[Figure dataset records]
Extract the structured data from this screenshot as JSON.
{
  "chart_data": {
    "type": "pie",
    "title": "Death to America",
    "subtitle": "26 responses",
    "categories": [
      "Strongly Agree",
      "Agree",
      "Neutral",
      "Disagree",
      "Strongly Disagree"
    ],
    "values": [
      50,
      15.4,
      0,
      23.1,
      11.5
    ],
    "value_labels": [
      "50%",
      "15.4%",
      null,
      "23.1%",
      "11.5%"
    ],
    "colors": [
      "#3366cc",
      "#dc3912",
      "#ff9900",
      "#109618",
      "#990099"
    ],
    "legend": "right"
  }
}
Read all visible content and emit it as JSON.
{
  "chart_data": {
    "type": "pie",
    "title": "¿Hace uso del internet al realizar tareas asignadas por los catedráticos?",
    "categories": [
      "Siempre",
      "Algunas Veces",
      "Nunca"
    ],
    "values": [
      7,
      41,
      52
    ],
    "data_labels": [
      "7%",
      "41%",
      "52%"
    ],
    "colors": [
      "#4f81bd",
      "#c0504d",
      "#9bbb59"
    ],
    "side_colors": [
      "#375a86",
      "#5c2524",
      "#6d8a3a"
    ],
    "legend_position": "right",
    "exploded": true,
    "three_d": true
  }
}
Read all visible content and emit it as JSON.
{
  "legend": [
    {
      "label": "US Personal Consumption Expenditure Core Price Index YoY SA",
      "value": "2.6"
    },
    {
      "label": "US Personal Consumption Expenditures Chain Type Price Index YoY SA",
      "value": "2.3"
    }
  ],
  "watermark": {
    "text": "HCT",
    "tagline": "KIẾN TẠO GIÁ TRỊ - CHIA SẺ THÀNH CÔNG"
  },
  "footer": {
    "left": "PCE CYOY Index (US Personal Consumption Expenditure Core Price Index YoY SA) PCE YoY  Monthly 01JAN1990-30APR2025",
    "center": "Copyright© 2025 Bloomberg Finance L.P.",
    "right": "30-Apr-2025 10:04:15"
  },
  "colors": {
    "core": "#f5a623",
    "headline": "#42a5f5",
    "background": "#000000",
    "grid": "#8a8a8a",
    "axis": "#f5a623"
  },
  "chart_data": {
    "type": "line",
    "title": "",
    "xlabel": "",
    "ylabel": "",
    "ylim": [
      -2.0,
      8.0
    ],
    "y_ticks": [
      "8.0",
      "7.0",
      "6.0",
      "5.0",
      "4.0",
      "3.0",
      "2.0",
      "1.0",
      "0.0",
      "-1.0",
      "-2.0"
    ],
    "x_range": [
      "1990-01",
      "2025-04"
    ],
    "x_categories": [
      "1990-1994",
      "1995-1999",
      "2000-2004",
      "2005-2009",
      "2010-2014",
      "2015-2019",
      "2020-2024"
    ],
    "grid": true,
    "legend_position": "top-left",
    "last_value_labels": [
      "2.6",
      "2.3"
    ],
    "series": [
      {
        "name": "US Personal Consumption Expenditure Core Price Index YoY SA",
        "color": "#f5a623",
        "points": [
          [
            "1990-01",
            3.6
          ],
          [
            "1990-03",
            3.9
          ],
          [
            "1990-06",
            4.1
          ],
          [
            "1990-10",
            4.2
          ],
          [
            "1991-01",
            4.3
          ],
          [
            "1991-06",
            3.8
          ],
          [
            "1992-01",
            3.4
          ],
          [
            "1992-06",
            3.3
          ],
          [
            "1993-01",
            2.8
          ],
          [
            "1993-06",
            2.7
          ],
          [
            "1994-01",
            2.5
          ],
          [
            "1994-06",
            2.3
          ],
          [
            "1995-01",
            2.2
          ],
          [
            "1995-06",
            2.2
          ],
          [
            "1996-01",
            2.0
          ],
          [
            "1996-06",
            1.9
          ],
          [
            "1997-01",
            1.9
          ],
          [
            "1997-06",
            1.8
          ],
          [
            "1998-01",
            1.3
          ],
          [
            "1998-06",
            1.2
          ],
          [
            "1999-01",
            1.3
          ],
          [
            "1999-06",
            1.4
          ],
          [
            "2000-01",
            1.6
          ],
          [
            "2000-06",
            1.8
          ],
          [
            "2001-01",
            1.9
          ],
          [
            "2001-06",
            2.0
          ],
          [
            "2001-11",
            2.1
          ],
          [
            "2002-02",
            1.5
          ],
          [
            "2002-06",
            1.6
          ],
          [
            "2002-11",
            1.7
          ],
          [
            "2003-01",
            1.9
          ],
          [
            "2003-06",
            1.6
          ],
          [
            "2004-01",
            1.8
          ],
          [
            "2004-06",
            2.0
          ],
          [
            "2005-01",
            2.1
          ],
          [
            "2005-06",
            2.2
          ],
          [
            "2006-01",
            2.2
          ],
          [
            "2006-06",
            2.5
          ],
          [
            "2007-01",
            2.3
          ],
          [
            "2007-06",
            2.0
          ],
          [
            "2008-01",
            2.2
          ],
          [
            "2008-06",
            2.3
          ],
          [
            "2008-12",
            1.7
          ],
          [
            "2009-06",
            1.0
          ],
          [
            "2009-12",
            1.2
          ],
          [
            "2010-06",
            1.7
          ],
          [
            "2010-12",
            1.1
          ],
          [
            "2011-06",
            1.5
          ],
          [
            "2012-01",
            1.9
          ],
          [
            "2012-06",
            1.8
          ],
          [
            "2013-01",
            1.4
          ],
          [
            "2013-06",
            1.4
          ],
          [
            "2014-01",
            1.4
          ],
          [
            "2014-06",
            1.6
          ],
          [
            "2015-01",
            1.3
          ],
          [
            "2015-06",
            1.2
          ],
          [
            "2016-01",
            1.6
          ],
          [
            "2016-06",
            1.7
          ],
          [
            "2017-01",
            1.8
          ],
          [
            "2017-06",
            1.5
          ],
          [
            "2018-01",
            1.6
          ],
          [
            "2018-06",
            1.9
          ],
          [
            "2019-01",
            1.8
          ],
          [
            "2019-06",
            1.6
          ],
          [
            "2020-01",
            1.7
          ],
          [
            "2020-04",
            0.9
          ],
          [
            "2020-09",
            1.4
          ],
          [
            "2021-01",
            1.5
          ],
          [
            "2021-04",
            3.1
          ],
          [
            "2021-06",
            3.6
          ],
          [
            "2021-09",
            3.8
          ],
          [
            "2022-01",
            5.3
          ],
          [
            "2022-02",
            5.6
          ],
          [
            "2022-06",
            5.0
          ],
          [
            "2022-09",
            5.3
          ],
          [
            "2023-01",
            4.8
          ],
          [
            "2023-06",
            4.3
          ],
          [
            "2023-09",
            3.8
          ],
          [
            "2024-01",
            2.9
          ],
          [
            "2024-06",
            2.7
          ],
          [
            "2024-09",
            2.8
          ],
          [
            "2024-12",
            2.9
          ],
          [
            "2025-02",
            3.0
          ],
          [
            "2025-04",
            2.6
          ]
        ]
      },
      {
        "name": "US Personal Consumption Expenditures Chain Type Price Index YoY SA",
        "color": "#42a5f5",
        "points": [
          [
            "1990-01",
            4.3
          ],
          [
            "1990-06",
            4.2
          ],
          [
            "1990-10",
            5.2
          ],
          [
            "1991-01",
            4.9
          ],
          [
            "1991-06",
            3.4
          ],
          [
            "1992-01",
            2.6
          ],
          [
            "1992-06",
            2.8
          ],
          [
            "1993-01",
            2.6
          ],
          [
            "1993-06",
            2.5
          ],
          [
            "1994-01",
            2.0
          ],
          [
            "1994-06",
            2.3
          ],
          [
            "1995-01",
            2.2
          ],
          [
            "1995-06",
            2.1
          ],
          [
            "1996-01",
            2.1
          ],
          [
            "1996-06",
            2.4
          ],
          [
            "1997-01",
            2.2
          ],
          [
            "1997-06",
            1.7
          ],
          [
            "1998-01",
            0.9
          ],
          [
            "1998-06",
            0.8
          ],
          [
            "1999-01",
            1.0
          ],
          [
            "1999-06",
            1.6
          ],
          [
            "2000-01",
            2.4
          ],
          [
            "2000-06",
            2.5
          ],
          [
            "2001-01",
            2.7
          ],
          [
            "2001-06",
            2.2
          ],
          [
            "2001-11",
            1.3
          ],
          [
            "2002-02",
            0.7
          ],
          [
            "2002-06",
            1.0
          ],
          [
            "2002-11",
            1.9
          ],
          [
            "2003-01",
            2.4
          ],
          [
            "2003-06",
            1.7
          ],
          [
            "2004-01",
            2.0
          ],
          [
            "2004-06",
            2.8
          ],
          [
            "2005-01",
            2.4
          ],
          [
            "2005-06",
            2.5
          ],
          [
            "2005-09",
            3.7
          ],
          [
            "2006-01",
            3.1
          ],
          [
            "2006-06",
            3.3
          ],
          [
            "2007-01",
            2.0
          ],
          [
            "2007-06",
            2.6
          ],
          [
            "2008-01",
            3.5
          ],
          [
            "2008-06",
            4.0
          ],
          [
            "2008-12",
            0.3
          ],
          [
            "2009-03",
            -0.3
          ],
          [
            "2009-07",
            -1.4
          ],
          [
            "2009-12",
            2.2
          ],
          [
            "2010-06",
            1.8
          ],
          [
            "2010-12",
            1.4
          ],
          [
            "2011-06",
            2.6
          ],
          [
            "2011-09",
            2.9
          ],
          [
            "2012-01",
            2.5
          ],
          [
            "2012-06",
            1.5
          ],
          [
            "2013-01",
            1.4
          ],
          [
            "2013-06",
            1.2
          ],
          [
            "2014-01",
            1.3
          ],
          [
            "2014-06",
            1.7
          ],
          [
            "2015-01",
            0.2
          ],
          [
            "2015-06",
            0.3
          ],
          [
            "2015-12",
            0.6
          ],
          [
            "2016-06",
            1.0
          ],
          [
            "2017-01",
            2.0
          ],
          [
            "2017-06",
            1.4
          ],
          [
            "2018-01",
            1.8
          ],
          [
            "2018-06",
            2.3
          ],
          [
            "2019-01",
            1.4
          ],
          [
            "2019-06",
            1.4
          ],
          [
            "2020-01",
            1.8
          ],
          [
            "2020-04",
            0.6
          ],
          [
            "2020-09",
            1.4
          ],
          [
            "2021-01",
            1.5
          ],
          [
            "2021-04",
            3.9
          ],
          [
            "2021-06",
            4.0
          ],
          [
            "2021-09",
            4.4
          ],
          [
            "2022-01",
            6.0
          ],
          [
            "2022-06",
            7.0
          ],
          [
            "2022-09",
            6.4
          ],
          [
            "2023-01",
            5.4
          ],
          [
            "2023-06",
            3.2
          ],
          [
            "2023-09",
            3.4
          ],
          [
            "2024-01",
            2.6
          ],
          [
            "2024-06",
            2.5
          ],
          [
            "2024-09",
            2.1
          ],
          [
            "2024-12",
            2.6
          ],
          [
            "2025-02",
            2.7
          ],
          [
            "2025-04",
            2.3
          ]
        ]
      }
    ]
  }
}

Description of the task: Copy out the lines that hold "left".

Written answer:
    "left": "PCE CYOY Index (US Personal Consumption Expenditure Core Price Index YoY SA) PCE YoY  Monthly 01JAN1990-30APR2025",
    "legend_position": "top-left",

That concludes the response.